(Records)
- - - - -

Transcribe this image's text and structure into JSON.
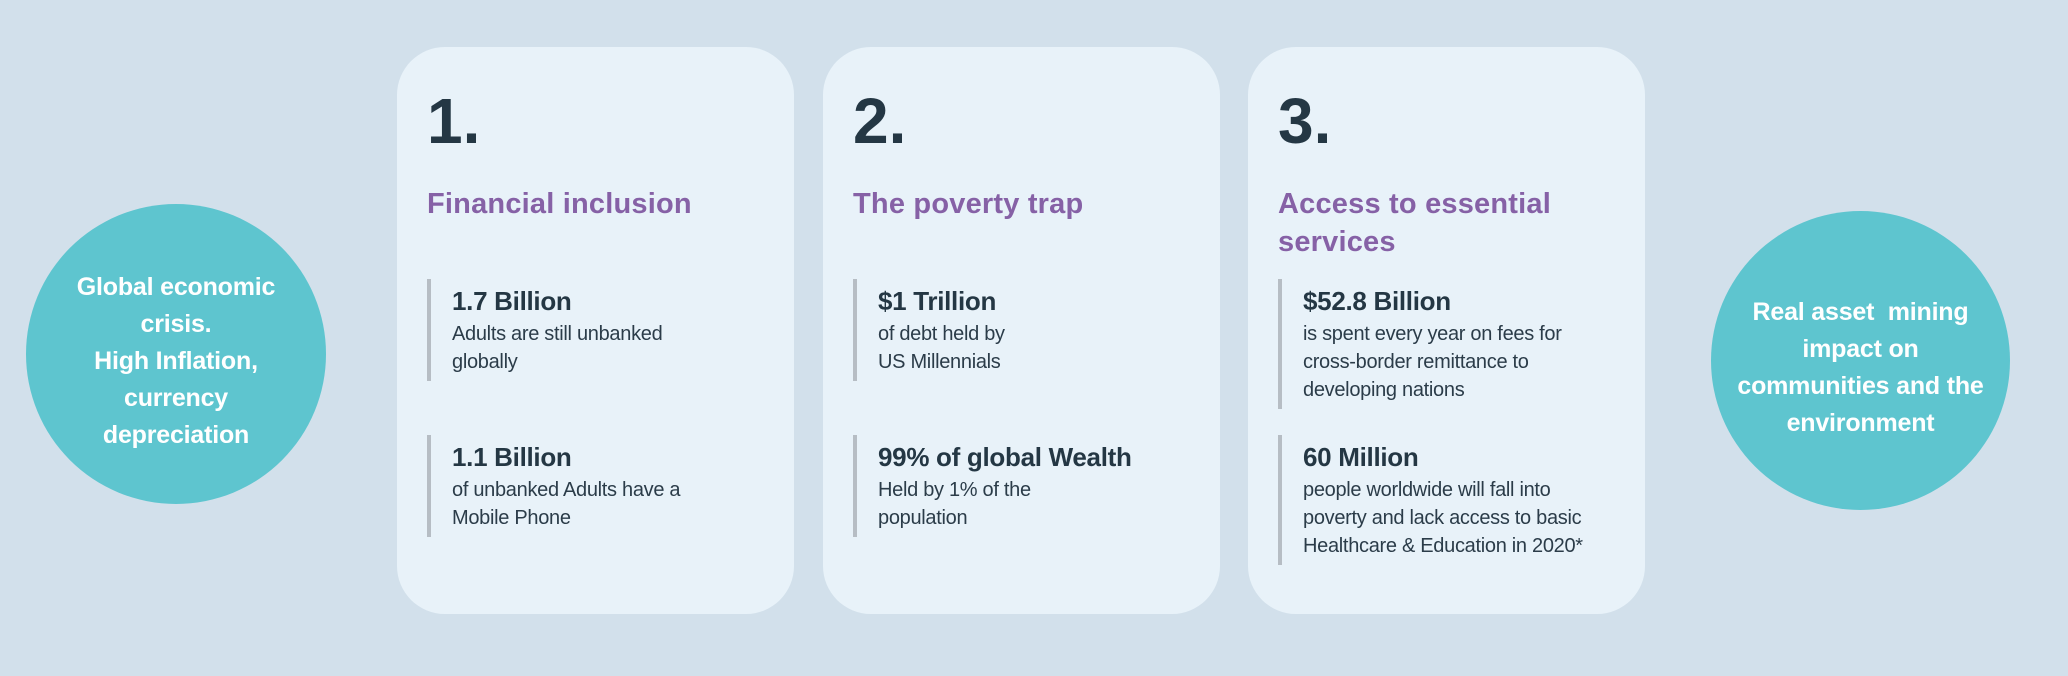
{
  "colors": {
    "background": "#d2e0eb",
    "card_background": "#e8f2f9",
    "bubble_teal": "#5ec5cf",
    "heading_purple": "#8661a6",
    "text_dark": "#243744",
    "stat_bar_gray": "#b6bdc4"
  },
  "left_bubble": {
    "text": "Global economic\ncrisis.\nHigh Inflation,\ncurrency\ndepreciation"
  },
  "right_bubble": {
    "text": "Real asset  mining\nimpact on\ncommunities and the\nenvironment"
  },
  "cards": [
    {
      "number": "1.",
      "title": "Financial inclusion",
      "stats": [
        {
          "value": "1.7 Billion",
          "desc": "Adults are still unbanked\nglobally"
        },
        {
          "value": "1.1 Billion",
          "desc": "of unbanked Adults have a\nMobile Phone"
        }
      ]
    },
    {
      "number": "2.",
      "title": "The poverty trap",
      "stats": [
        {
          "value": "$1 Trillion",
          "desc": "of debt held by\nUS Millennials"
        },
        {
          "value": "99% of global Wealth",
          "desc": "Held by 1% of the\npopulation"
        }
      ]
    },
    {
      "number": "3.",
      "title": "Access to essential\nservices",
      "stats": [
        {
          "value": "$52.8 Billion",
          "desc": "is spent every year on fees for\ncross-border remittance to\ndeveloping nations"
        },
        {
          "value": "60 Million",
          "desc": "people worldwide will fall into\npoverty and lack access to basic\nHealthcare & Education in 2020*"
        }
      ]
    }
  ]
}
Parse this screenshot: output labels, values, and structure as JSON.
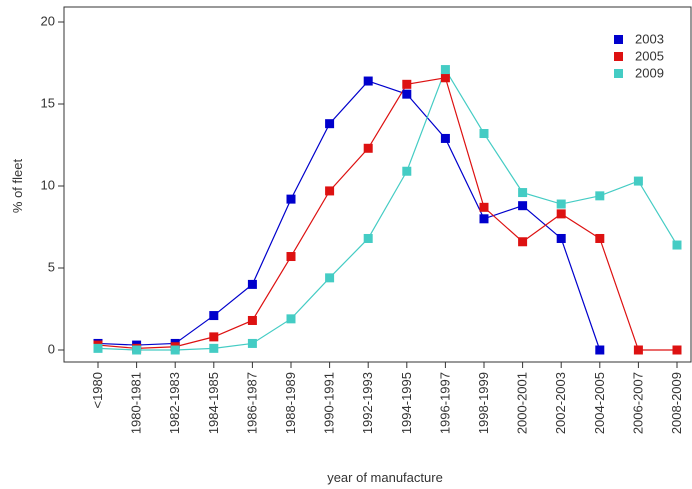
{
  "chart_data": {
    "type": "line",
    "title": "",
    "xlabel": "year of manufacture",
    "ylabel": "% of fleet",
    "categories": [
      "<1980",
      "1980-1981",
      "1982-1983",
      "1984-1985",
      "1986-1987",
      "1988-1989",
      "1990-1991",
      "1992-1993",
      "1994-1995",
      "1996-1997",
      "1998-1999",
      "2000-2001",
      "2002-2003",
      "2004-2005",
      "2006-2007",
      "2008-2009"
    ],
    "ylim": [
      0,
      20
    ],
    "yticks": [
      0,
      5,
      10,
      15,
      20
    ],
    "legend_position": "top-right",
    "grid": false,
    "series": [
      {
        "name": "2003",
        "color": "#0000cc",
        "values": [
          0.4,
          0.3,
          0.4,
          2.1,
          4.0,
          9.2,
          13.8,
          16.4,
          15.6,
          12.9,
          8.0,
          8.8,
          6.8,
          0.0,
          null,
          null
        ]
      },
      {
        "name": "2005",
        "color": "#dd1111",
        "values": [
          0.3,
          0.1,
          0.2,
          0.8,
          1.8,
          5.7,
          9.7,
          12.3,
          16.2,
          16.6,
          8.7,
          6.6,
          8.3,
          6.8,
          0.0,
          0.0
        ]
      },
      {
        "name": "2009",
        "color": "#44ccc4",
        "values": [
          0.1,
          0.0,
          0.0,
          0.1,
          0.4,
          1.9,
          4.4,
          6.8,
          10.9,
          17.1,
          13.2,
          9.6,
          8.9,
          9.4,
          10.3,
          6.4
        ]
      }
    ]
  }
}
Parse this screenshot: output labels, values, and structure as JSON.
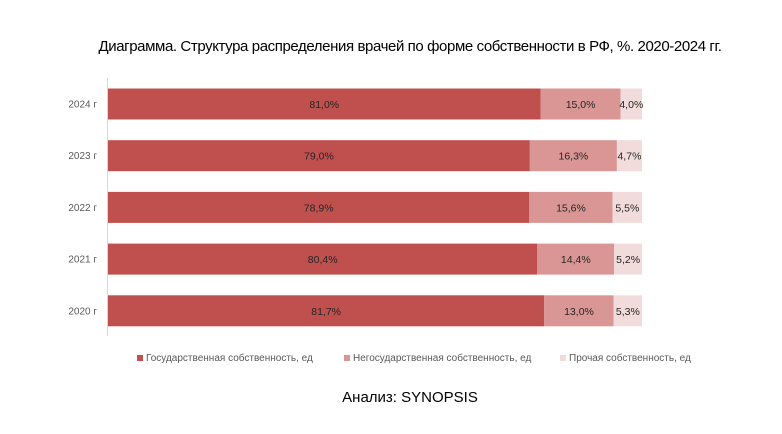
{
  "chart_data": {
    "type": "bar",
    "orientation": "horizontal",
    "stacked": "percent",
    "title": "Диаграмма. Структура распределения врачей по форме собственности в РФ, %. 2020-2024 гг.",
    "categories": [
      "2024 г",
      "2023 г",
      "2022 г",
      "2021 г",
      "2020 г"
    ],
    "series": [
      {
        "name": "Государственная собственность, ед",
        "color": "#C0504D",
        "values": [
          81.0,
          79.0,
          78.9,
          80.4,
          81.7
        ],
        "labels": [
          "81,0%",
          "79,0%",
          "78,9%",
          "80,4%",
          "81,7%"
        ]
      },
      {
        "name": "Негосударственная собственность, ед",
        "color": "#D99694",
        "values": [
          15.0,
          16.3,
          15.6,
          14.4,
          13.0
        ],
        "labels": [
          "15,0%",
          "16,3%",
          "15,6%",
          "14,4%",
          "13,0%"
        ]
      },
      {
        "name": "Прочая собственность, ед",
        "color": "#F2DCDB",
        "values": [
          4.0,
          4.7,
          5.5,
          5.2,
          5.3
        ],
        "labels": [
          "4,0%",
          "4,7%",
          "5,5%",
          "5,2%",
          "5,3%"
        ]
      }
    ],
    "xlim": [
      0,
      100
    ],
    "grid": false,
    "legend": "bottom"
  },
  "footer": "Анализ: SYNOPSIS"
}
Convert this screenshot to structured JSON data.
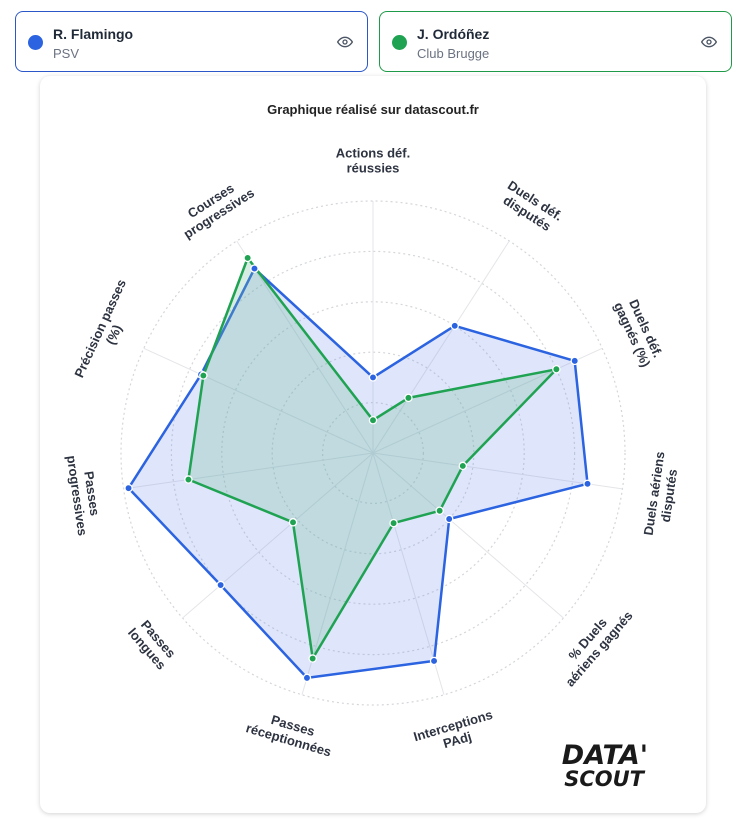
{
  "players": [
    {
      "name": "R. Flamingo",
      "club": "PSV",
      "color": "#2b63e0",
      "icon": "eye-icon"
    },
    {
      "name": "J. Ordóñez",
      "club": "Club Brugge",
      "color": "#1fa352",
      "icon": "eye-icon"
    }
  ],
  "caption": "Graphique réalisé sur datascout.fr",
  "logo": {
    "line1": "DATA'",
    "line2": "SCOUT"
  },
  "chart_data": {
    "type": "radar",
    "axes": [
      [
        "Actions déf.",
        "réussies"
      ],
      [
        "Duels déf.",
        "disputés"
      ],
      [
        "Duels déf.",
        "gagnés (%)"
      ],
      [
        "Duels aériens",
        "disputés"
      ],
      [
        "% Duels",
        "aériens gagnés"
      ],
      [
        "Interceptions",
        "PAdj"
      ],
      [
        "Passes",
        "réceptionnées"
      ],
      [
        "Passes",
        "longues"
      ],
      [
        "Passes",
        "progressives"
      ],
      [
        "Précision passes",
        "(%)"
      ],
      [
        "Courses",
        "progressives"
      ]
    ],
    "rmax": 100,
    "grid_levels": [
      20,
      40,
      60,
      80,
      100
    ],
    "series": [
      {
        "name": "R. Flamingo",
        "color": "#2b63e0",
        "fill": "rgba(110,140,235,0.22)",
        "values": [
          30,
          60,
          88,
          86,
          40,
          86,
          93,
          80,
          98,
          75,
          87
        ]
      },
      {
        "name": "J. Ordóñez",
        "color": "#1fa352",
        "fill": "rgba(110,185,150,0.28)",
        "values": [
          13,
          26,
          80,
          36,
          35,
          29,
          85,
          42,
          74,
          74,
          92
        ]
      }
    ]
  }
}
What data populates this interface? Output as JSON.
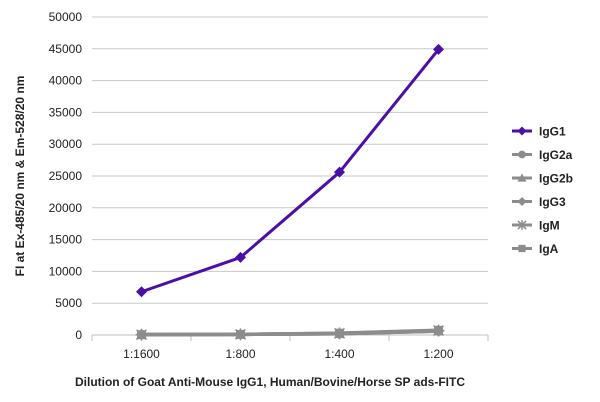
{
  "chart_data": {
    "type": "line",
    "categories": [
      "1:1600",
      "1:800",
      "1:400",
      "1:200"
    ],
    "ylim": [
      0,
      50000
    ],
    "yticks": [
      0,
      5000,
      10000,
      15000,
      20000,
      25000,
      30000,
      35000,
      40000,
      45000,
      50000
    ],
    "xlabel": "Dilution of Goat Anti-Mouse IgG1, Human/Bovine/Horse SP ads-FITC",
    "ylabel": "FI at Ex-485/20 nm & Em-528/20 nm",
    "grid": "horizontal",
    "legend_position": "right",
    "series": [
      {
        "name": "IgG1",
        "marker": "diamond",
        "color": "#4b0ea6",
        "values": [
          6800,
          12200,
          25600,
          44900
        ]
      },
      {
        "name": "IgG2a",
        "marker": "circle",
        "color": "#8c8c8c",
        "values": [
          50,
          100,
          200,
          600
        ]
      },
      {
        "name": "IgG2b",
        "marker": "triangle",
        "color": "#8c8c8c",
        "values": [
          50,
          100,
          200,
          650
        ]
      },
      {
        "name": "IgG3",
        "marker": "diamond",
        "color": "#8c8c8c",
        "values": [
          50,
          100,
          200,
          600
        ]
      },
      {
        "name": "IgM",
        "marker": "star",
        "color": "#8c8c8c",
        "values": [
          50,
          100,
          250,
          700
        ]
      },
      {
        "name": "IgA",
        "marker": "square",
        "color": "#8c8c8c",
        "values": [
          50,
          100,
          300,
          750
        ]
      }
    ]
  }
}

- - - - -

Pictures in the data above should not be copied; transcribe everything else exactly.

→ Response to this task
Transcribe this image's text and structure into JSON.
{
  "colors": {
    "background": "#d2e0eb",
    "card_background": "#e8f2f9",
    "bubble_teal": "#5ec5cf",
    "heading_purple": "#8661a6",
    "text_dark": "#243744",
    "stat_bar_gray": "#b6bdc4"
  },
  "left_bubble": {
    "text": "Global economic\ncrisis.\nHigh Inflation,\ncurrency\ndepreciation"
  },
  "right_bubble": {
    "text": "Real asset  mining\nimpact on\ncommunities and the\nenvironment"
  },
  "cards": [
    {
      "number": "1.",
      "title": "Financial inclusion",
      "stats": [
        {
          "value": "1.7 Billion",
          "desc": "Adults are still unbanked\nglobally"
        },
        {
          "value": "1.1 Billion",
          "desc": "of unbanked Adults have a\nMobile Phone"
        }
      ]
    },
    {
      "number": "2.",
      "title": "The poverty trap",
      "stats": [
        {
          "value": "$1 Trillion",
          "desc": "of debt held by\nUS Millennials"
        },
        {
          "value": "99% of global Wealth",
          "desc": "Held by 1% of the\npopulation"
        }
      ]
    },
    {
      "number": "3.",
      "title": "Access to essential\nservices",
      "stats": [
        {
          "value": "$52.8 Billion",
          "desc": "is spent every year on fees for\ncross-border remittance to\ndeveloping nations"
        },
        {
          "value": "60 Million",
          "desc": "people worldwide will fall into\npoverty and lack access to basic\nHealthcare & Education in 2020*"
        }
      ]
    }
  ]
}
Parse this screenshot: output labels, values, and structure as JSON.
{
  "chart_data": {
    "type": "line",
    "title": "",
    "xlabel": "year of manufacture",
    "ylabel": "% of fleet",
    "categories": [
      "<1980",
      "1980-1981",
      "1982-1983",
      "1984-1985",
      "1986-1987",
      "1988-1989",
      "1990-1991",
      "1992-1993",
      "1994-1995",
      "1996-1997",
      "1998-1999",
      "2000-2001",
      "2002-2003",
      "2004-2005",
      "2006-2007",
      "2008-2009"
    ],
    "ylim": [
      0,
      20
    ],
    "yticks": [
      0,
      5,
      10,
      15,
      20
    ],
    "legend_position": "top-right",
    "grid": false,
    "series": [
      {
        "name": "2003",
        "color": "#0000cc",
        "values": [
          0.4,
          0.3,
          0.4,
          2.1,
          4.0,
          9.2,
          13.8,
          16.4,
          15.6,
          12.9,
          8.0,
          8.8,
          6.8,
          0.0,
          null,
          null
        ]
      },
      {
        "name": "2005",
        "color": "#dd1111",
        "values": [
          0.3,
          0.1,
          0.2,
          0.8,
          1.8,
          5.7,
          9.7,
          12.3,
          16.2,
          16.6,
          8.7,
          6.6,
          8.3,
          6.8,
          0.0,
          0.0
        ]
      },
      {
        "name": "2009",
        "color": "#44ccc4",
        "values": [
          0.1,
          0.0,
          0.0,
          0.1,
          0.4,
          1.9,
          4.4,
          6.8,
          10.9,
          17.1,
          13.2,
          9.6,
          8.9,
          9.4,
          10.3,
          6.4
        ]
      }
    ]
  }
}
Parse this screenshot: output labels, values, and structure as JSON.
{
  "chart_data": {
    "type": "bar",
    "orientation": "horizontal",
    "stacked": "percent",
    "title": "Диаграмма. Структура распределения врачей по форме собственности в РФ, %. 2020-2024 гг.",
    "categories": [
      "2024 г",
      "2023 г",
      "2022 г",
      "2021 г",
      "2020 г"
    ],
    "series": [
      {
        "name": "Государственная собственность, ед",
        "color": "#C0504D",
        "values": [
          81.0,
          79.0,
          78.9,
          80.4,
          81.7
        ],
        "labels": [
          "81,0%",
          "79,0%",
          "78,9%",
          "80,4%",
          "81,7%"
        ]
      },
      {
        "name": "Негосударственная собственность, ед",
        "color": "#D99694",
        "values": [
          15.0,
          16.3,
          15.6,
          14.4,
          13.0
        ],
        "labels": [
          "15,0%",
          "16,3%",
          "15,6%",
          "14,4%",
          "13,0%"
        ]
      },
      {
        "name": "Прочая собственность, ед",
        "color": "#F2DCDB",
        "values": [
          4.0,
          4.7,
          5.5,
          5.2,
          5.3
        ],
        "labels": [
          "4,0%",
          "4,7%",
          "5,5%",
          "5,2%",
          "5,3%"
        ]
      }
    ],
    "xlim": [
      0,
      100
    ],
    "grid": false,
    "legend": "bottom"
  },
  "footer": "Анализ: SYNOPSIS"
}
Convert this screenshot to structured JSON data.
{
  "players": [
    {
      "name": "R. Flamingo",
      "club": "PSV",
      "color": "#2b63e0",
      "icon": "eye-icon"
    },
    {
      "name": "J. Ordóñez",
      "club": "Club Brugge",
      "color": "#1fa352",
      "icon": "eye-icon"
    }
  ],
  "caption": "Graphique réalisé sur datascout.fr",
  "logo": {
    "line1": "DATA'",
    "line2": "SCOUT"
  },
  "chart_data": {
    "type": "radar",
    "axes": [
      [
        "Actions déf.",
        "réussies"
      ],
      [
        "Duels déf.",
        "disputés"
      ],
      [
        "Duels déf.",
        "gagnés (%)"
      ],
      [
        "Duels aériens",
        "disputés"
      ],
      [
        "% Duels",
        "aériens gagnés"
      ],
      [
        "Interceptions",
        "PAdj"
      ],
      [
        "Passes",
        "réceptionnées"
      ],
      [
        "Passes",
        "longues"
      ],
      [
        "Passes",
        "progressives"
      ],
      [
        "Précision passes",
        "(%)"
      ],
      [
        "Courses",
        "progressives"
      ]
    ],
    "rmax": 100,
    "grid_levels": [
      20,
      40,
      60,
      80,
      100
    ],
    "series": [
      {
        "name": "R. Flamingo",
        "color": "#2b63e0",
        "fill": "rgba(110,140,235,0.22)",
        "values": [
          30,
          60,
          88,
          86,
          40,
          86,
          93,
          80,
          98,
          75,
          87
        ]
      },
      {
        "name": "J. Ordóñez",
        "color": "#1fa352",
        "fill": "rgba(110,185,150,0.28)",
        "values": [
          13,
          26,
          80,
          36,
          35,
          29,
          85,
          42,
          74,
          74,
          92
        ]
      }
    ]
  }
}
What data populates this interface? Output as JSON.
{
  "chart_data": {
    "type": "line",
    "categories": [
      "1:1600",
      "1:800",
      "1:400",
      "1:200"
    ],
    "ylim": [
      0,
      50000
    ],
    "yticks": [
      0,
      5000,
      10000,
      15000,
      20000,
      25000,
      30000,
      35000,
      40000,
      45000,
      50000
    ],
    "xlabel": "Dilution of Goat Anti-Mouse IgG1, Human/Bovine/Horse SP ads-FITC",
    "ylabel": "FI at Ex-485/20 nm & Em-528/20 nm",
    "grid": "horizontal",
    "legend_position": "right",
    "series": [
      {
        "name": "IgG1",
        "marker": "diamond",
        "color": "#4b0ea6",
        "values": [
          6800,
          12200,
          25600,
          44900
        ]
      },
      {
        "name": "IgG2a",
        "marker": "circle",
        "color": "#8c8c8c",
        "values": [
          50,
          100,
          200,
          600
        ]
      },
      {
        "name": "IgG2b",
        "marker": "triangle",
        "color": "#8c8c8c",
        "values": [
          50,
          100,
          200,
          650
        ]
      },
      {
        "name": "IgG3",
        "marker": "diamond",
        "color": "#8c8c8c",
        "values": [
          50,
          100,
          200,
          600
        ]
      },
      {
        "name": "IgM",
        "marker": "star",
        "color": "#8c8c8c",
        "values": [
          50,
          100,
          250,
          700
        ]
      },
      {
        "name": "IgA",
        "marker": "square",
        "color": "#8c8c8c",
        "values": [
          50,
          100,
          300,
          750
        ]
      }
    ]
  }
}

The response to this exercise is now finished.